REQUIREMENT:
Search the material below for the string "noise" and extract each line that has it.

★ ★ ★

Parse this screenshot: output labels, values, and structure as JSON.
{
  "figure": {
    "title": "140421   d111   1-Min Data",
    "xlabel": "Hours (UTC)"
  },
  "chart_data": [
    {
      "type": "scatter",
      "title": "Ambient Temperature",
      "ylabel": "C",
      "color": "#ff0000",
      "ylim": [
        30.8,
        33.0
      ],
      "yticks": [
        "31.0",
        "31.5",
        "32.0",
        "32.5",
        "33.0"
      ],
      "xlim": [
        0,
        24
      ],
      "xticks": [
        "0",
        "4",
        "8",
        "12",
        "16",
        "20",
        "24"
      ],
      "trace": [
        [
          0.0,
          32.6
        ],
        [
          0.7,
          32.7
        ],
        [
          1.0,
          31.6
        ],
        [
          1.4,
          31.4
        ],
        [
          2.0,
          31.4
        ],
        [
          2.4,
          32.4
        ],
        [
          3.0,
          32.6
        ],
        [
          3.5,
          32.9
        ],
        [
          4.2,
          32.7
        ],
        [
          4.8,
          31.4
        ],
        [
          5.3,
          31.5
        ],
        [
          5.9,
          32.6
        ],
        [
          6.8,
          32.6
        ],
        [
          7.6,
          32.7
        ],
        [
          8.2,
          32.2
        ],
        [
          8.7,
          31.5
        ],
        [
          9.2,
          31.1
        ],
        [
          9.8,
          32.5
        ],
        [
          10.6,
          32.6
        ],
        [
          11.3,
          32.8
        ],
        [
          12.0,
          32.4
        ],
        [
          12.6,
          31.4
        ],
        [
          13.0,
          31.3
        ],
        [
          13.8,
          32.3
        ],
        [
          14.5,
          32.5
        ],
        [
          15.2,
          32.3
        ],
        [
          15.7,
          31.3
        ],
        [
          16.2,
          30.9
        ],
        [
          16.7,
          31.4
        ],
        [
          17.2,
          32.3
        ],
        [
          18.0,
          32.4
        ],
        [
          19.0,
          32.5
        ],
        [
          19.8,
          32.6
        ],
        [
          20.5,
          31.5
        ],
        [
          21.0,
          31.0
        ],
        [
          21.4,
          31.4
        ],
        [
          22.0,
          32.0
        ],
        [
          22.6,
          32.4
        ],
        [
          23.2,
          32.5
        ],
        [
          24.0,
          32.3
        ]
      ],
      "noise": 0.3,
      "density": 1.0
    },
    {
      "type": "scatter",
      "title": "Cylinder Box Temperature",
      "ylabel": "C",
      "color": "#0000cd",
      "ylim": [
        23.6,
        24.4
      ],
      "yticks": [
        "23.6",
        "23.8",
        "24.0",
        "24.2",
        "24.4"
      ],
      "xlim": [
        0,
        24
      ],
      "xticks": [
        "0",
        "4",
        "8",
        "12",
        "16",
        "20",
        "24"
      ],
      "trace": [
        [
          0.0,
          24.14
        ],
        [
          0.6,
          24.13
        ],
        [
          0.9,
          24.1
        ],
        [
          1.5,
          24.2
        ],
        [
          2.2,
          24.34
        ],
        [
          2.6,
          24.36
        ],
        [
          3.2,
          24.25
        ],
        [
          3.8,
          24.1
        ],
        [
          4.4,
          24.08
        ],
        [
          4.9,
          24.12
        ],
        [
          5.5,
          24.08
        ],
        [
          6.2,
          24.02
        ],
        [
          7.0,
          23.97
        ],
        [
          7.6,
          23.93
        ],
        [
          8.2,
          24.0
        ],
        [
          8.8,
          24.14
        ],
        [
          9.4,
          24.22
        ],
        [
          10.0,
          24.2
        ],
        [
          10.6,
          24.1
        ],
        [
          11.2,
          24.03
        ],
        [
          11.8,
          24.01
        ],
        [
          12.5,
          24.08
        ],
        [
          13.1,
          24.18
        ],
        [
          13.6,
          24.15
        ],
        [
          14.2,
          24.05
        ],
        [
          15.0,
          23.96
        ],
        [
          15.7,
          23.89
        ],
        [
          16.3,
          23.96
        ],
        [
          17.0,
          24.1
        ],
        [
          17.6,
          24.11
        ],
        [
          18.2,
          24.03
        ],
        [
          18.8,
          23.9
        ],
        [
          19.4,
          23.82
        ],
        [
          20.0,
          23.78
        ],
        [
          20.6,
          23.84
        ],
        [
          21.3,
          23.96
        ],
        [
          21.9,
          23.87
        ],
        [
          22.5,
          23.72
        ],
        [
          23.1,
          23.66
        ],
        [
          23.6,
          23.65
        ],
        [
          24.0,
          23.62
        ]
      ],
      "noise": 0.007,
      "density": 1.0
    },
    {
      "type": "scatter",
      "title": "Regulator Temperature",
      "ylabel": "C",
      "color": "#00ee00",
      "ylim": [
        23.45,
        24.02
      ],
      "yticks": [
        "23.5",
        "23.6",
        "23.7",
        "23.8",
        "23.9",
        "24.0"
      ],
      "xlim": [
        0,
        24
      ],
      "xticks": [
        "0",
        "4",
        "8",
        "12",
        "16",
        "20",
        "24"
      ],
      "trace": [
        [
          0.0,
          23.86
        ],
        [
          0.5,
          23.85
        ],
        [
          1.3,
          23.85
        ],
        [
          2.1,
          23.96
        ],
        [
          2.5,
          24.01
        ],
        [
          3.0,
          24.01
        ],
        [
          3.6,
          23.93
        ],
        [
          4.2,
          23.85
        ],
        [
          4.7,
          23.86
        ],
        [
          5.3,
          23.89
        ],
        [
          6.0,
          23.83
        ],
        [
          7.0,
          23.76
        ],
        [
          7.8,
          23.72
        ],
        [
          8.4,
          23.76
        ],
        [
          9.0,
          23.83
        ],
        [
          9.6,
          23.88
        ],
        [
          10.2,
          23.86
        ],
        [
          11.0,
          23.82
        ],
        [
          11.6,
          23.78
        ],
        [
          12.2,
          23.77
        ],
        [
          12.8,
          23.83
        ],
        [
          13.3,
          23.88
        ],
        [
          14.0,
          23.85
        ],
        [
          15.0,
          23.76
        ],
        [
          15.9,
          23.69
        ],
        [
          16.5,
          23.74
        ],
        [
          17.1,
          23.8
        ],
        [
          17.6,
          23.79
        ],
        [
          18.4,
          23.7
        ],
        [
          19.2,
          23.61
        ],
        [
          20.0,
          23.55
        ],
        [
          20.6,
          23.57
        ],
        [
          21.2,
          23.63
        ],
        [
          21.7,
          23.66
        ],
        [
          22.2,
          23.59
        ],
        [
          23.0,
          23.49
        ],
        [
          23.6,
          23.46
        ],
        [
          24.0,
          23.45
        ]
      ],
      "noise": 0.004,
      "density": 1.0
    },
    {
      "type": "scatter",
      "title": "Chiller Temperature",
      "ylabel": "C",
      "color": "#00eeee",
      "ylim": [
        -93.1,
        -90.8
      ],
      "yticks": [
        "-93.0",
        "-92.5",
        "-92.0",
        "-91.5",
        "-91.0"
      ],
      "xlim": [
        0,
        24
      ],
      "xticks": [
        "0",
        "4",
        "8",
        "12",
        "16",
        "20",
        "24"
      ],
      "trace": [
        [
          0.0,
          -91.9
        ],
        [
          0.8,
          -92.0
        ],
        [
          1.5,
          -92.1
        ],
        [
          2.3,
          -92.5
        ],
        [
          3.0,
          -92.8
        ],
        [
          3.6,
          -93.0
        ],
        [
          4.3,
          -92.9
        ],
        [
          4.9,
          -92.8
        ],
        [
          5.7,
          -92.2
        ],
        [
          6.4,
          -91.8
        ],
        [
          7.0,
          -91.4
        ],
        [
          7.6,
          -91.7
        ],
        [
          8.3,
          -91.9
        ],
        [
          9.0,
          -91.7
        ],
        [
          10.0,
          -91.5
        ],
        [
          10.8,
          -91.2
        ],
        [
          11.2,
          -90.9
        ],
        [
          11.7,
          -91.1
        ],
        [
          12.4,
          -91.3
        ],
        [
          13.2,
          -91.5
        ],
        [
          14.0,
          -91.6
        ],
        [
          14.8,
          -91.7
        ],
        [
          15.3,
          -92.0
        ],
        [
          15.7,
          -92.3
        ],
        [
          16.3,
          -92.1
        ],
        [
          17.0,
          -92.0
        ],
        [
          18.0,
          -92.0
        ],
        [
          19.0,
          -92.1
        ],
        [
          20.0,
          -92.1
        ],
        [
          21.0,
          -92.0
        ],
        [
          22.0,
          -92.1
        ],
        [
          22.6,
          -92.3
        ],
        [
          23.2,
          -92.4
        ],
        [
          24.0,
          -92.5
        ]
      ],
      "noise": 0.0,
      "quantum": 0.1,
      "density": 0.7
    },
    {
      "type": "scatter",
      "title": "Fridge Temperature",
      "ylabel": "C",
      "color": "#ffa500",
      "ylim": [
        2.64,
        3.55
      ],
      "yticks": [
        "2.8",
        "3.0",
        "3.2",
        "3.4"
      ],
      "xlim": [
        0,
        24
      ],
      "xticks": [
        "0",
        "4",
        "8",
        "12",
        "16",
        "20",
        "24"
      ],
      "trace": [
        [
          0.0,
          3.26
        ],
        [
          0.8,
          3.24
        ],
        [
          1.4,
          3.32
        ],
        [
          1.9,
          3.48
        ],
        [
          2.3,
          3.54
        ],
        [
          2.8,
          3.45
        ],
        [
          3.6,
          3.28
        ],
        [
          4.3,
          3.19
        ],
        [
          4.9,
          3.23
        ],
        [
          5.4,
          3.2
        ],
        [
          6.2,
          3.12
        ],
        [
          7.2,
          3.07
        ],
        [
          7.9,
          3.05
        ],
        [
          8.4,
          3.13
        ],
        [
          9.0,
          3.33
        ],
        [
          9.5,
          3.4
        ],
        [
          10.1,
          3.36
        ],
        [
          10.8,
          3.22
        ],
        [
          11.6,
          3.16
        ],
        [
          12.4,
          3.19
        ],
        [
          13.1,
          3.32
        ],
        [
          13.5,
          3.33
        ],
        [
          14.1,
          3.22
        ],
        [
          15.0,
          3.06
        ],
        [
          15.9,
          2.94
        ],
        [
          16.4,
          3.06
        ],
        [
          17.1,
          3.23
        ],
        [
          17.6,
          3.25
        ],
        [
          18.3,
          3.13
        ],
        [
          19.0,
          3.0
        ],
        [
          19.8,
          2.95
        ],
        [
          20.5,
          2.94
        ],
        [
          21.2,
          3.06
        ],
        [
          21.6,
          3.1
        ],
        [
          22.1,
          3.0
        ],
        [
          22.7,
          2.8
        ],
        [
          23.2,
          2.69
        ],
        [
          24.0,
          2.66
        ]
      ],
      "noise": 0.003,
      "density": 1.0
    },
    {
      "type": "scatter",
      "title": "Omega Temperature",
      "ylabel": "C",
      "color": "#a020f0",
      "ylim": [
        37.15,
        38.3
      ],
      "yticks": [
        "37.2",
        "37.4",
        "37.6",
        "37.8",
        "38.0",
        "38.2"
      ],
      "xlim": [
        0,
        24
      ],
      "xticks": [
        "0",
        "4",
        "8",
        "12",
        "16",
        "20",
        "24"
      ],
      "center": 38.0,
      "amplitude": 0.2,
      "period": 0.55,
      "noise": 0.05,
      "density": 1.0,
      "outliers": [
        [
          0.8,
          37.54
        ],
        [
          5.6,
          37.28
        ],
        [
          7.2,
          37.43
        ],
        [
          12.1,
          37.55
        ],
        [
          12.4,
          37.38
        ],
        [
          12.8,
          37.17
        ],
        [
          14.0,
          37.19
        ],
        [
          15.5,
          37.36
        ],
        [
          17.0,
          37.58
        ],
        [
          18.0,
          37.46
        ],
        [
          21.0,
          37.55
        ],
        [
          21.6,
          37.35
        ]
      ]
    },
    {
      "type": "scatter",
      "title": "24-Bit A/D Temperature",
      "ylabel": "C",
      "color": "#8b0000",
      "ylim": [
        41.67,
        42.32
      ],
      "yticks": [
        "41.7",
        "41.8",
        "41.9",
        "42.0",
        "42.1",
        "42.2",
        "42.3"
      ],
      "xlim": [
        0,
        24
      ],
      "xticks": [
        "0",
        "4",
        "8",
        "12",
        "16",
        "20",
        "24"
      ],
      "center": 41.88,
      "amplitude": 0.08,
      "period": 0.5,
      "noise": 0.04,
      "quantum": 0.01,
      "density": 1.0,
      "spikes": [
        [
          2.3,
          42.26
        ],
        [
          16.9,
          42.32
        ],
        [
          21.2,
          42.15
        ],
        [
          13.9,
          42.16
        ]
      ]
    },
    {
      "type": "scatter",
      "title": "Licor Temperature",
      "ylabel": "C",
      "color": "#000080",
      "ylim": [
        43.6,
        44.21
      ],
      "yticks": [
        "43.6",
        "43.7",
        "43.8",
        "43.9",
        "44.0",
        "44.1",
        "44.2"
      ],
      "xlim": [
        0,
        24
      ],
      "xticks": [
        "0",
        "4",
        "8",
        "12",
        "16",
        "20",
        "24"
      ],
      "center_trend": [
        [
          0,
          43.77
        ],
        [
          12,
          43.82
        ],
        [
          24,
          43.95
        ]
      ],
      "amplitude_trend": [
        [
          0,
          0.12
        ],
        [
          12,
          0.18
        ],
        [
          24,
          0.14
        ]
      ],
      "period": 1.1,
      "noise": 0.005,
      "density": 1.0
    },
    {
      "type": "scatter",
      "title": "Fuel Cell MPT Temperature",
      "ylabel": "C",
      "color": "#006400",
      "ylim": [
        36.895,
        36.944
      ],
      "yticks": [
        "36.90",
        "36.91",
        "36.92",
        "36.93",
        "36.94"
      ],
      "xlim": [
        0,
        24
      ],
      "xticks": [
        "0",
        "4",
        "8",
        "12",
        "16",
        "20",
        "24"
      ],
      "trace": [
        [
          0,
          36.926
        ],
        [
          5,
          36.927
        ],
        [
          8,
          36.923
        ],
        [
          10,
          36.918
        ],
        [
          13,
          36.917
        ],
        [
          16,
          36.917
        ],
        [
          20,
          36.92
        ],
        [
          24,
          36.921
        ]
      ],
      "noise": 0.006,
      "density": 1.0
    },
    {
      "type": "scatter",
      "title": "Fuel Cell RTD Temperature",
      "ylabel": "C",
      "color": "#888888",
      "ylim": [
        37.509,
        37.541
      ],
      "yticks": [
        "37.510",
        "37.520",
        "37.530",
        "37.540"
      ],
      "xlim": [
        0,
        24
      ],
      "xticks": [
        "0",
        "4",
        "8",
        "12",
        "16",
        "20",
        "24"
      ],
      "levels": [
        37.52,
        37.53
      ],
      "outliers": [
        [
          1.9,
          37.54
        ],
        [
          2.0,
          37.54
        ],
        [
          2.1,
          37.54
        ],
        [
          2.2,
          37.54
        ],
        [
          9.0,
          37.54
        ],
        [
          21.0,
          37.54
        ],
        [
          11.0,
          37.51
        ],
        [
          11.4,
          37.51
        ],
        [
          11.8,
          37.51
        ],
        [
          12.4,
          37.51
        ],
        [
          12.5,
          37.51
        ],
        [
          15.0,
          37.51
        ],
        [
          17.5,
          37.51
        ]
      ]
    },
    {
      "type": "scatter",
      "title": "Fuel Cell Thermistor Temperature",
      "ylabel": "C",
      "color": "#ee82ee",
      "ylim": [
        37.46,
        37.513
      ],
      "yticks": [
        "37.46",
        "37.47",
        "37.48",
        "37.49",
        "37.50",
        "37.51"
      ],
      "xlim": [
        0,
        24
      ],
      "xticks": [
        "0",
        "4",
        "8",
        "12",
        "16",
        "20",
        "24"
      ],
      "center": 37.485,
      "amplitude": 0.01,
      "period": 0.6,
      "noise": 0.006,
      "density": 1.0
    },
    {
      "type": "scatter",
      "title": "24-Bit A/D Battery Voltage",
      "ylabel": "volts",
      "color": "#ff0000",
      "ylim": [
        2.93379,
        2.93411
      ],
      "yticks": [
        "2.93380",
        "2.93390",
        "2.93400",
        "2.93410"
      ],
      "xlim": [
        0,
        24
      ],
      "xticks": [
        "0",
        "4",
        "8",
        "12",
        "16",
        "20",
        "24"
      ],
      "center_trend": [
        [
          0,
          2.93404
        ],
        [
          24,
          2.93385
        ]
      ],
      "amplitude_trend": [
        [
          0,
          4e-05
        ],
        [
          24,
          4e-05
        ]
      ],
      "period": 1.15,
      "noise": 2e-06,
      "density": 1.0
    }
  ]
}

★ ★ ★

FINAL RESULT:
      "noise": 0.3,
      "noise": 0.007,
      "noise": 0.004,
      "noise": 0.0,
      "noise": 0.003,
      "noise": 0.05,
      "noise": 0.04,
      "noise": 0.005,
      "noise": 0.006,
      "noise": 0.006,
      "noise": 2e-06,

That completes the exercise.